EXTRACTED DATA ▸
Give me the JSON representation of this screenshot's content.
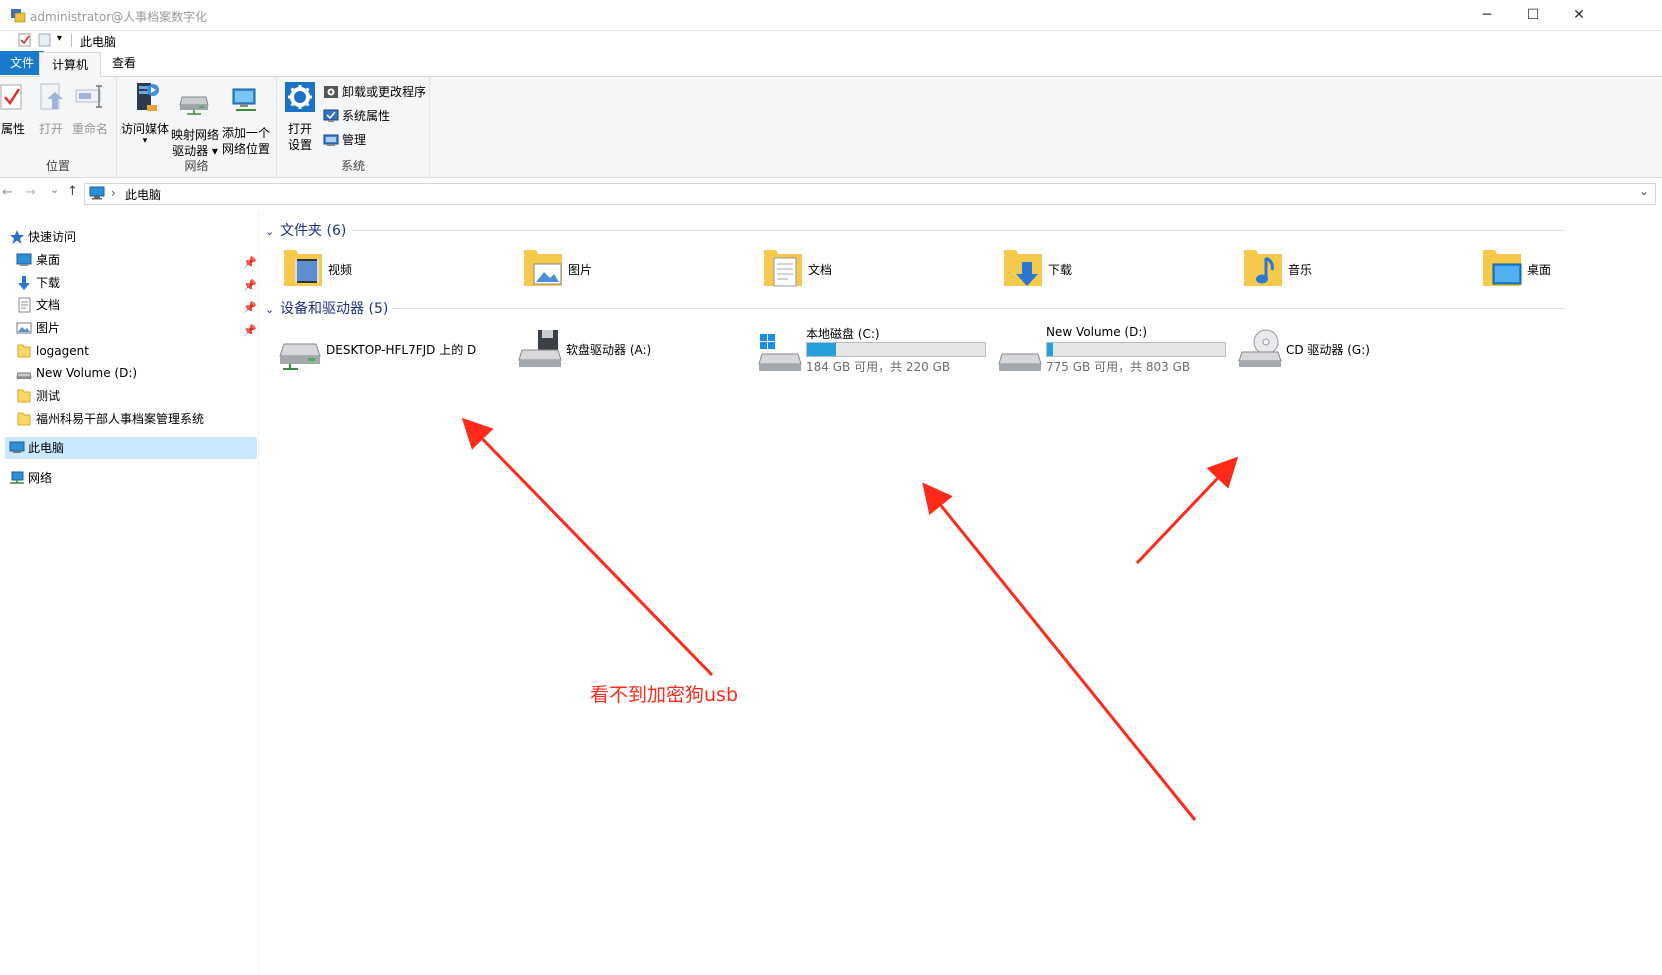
{
  "window": {
    "title": "administrator@人事档案数字化",
    "minimize": "─",
    "maximize": "☐",
    "close": "✕"
  },
  "qat": {
    "location": "此电脑"
  },
  "tabs": [
    {
      "label": "文件"
    },
    {
      "label": "计算机"
    },
    {
      "label": "查看"
    }
  ],
  "ribbon": {
    "location": {
      "label": "位置",
      "buttons": [
        "属性",
        "打开",
        "重命名"
      ]
    },
    "network": {
      "label": "网络",
      "buttons": [
        {
          "l1": "访问媒体",
          "l2": "▾"
        },
        {
          "l1": "映射网络",
          "l2": "驱动器 ▾"
        },
        {
          "l1": "添加一个",
          "l2": "网络位置"
        }
      ]
    },
    "system": {
      "label": "系统",
      "open_l1": "打开",
      "open_l2": "设置",
      "small": [
        "卸载或更改程序",
        "系统属性",
        "管理"
      ]
    }
  },
  "address": {
    "back": "←",
    "forward": "→",
    "recent": "⌄",
    "up": "↑",
    "crumb_sep": "›",
    "crumb": "此电脑",
    "dropdown": "⌄"
  },
  "nav": {
    "quick_access": "快速访问",
    "items": [
      {
        "label": "桌面",
        "pinned": true
      },
      {
        "label": "下载",
        "pinned": true
      },
      {
        "label": "文档",
        "pinned": true
      },
      {
        "label": "图片",
        "pinned": true
      },
      {
        "label": "logagent",
        "pinned": false
      },
      {
        "label": "New Volume (D:)",
        "pinned": false
      },
      {
        "label": "测试",
        "pinned": false
      },
      {
        "label": "福州科易干部人事档案管理系统",
        "pinned": false
      }
    ],
    "this_pc": "此电脑",
    "network": "网络"
  },
  "folders": {
    "header": "文件夹 (6)",
    "items": [
      "视频",
      "图片",
      "文档",
      "下载",
      "音乐",
      "桌面"
    ]
  },
  "devices": {
    "header": "设备和驱动器 (5)",
    "items": [
      {
        "name": "DESKTOP-HFL7FJD 上的 D"
      },
      {
        "name": "软盘驱动器 (A:)"
      },
      {
        "name": "本地磁盘 (C:)",
        "usage": 0.164,
        "info": "184 GB 可用，共 220 GB"
      },
      {
        "name": "New Volume (D:)",
        "usage": 0.035,
        "info": "775 GB 可用，共 803 GB"
      },
      {
        "name": "CD 驱动器 (G:)"
      }
    ]
  },
  "annotation": "看不到加密狗usb",
  "colors": {
    "accent": "#1979ca",
    "bar": "#26a0da",
    "arrow": "#ff2a1a",
    "selected": "#cce8ff"
  }
}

DESCRIPTION OF THE TASK ▸ Restate the data above word for word. Skip every picture.

EXPECTED ANSWER ▸
Give me the JSON representation of this screenshot's content.
{
  "window": {
    "title": "administrator@人事档案数字化",
    "minimize": "─",
    "maximize": "☐",
    "close": "✕"
  },
  "qat": {
    "location": "此电脑"
  },
  "tabs": [
    {
      "label": "文件"
    },
    {
      "label": "计算机"
    },
    {
      "label": "查看"
    }
  ],
  "ribbon": {
    "location": {
      "label": "位置",
      "buttons": [
        "属性",
        "打开",
        "重命名"
      ]
    },
    "network": {
      "label": "网络",
      "buttons": [
        {
          "l1": "访问媒体",
          "l2": "▾"
        },
        {
          "l1": "映射网络",
          "l2": "驱动器 ▾"
        },
        {
          "l1": "添加一个",
          "l2": "网络位置"
        }
      ]
    },
    "system": {
      "label": "系统",
      "open_l1": "打开",
      "open_l2": "设置",
      "small": [
        "卸载或更改程序",
        "系统属性",
        "管理"
      ]
    }
  },
  "address": {
    "back": "←",
    "forward": "→",
    "recent": "⌄",
    "up": "↑",
    "crumb_sep": "›",
    "crumb": "此电脑",
    "dropdown": "⌄"
  },
  "nav": {
    "quick_access": "快速访问",
    "items": [
      {
        "label": "桌面",
        "pinned": true
      },
      {
        "label": "下载",
        "pinned": true
      },
      {
        "label": "文档",
        "pinned": true
      },
      {
        "label": "图片",
        "pinned": true
      },
      {
        "label": "logagent",
        "pinned": false
      },
      {
        "label": "New Volume (D:)",
        "pinned": false
      },
      {
        "label": "测试",
        "pinned": false
      },
      {
        "label": "福州科易干部人事档案管理系统",
        "pinned": false
      }
    ],
    "this_pc": "此电脑",
    "network": "网络"
  },
  "folders": {
    "header": "文件夹 (6)",
    "items": [
      "视频",
      "图片",
      "文档",
      "下载",
      "音乐",
      "桌面"
    ]
  },
  "devices": {
    "header": "设备和驱动器 (5)",
    "items": [
      {
        "name": "DESKTOP-HFL7FJD 上的 D"
      },
      {
        "name": "软盘驱动器 (A:)"
      },
      {
        "name": "本地磁盘 (C:)",
        "usage": 0.164,
        "info": "184 GB 可用，共 220 GB"
      },
      {
        "name": "New Volume (D:)",
        "usage": 0.035,
        "info": "775 GB 可用，共 803 GB"
      },
      {
        "name": "CD 驱动器 (G:)"
      }
    ]
  },
  "annotation": "看不到加密狗usb",
  "colors": {
    "accent": "#1979ca",
    "bar": "#26a0da",
    "arrow": "#ff2a1a",
    "selected": "#cce8ff"
  }
}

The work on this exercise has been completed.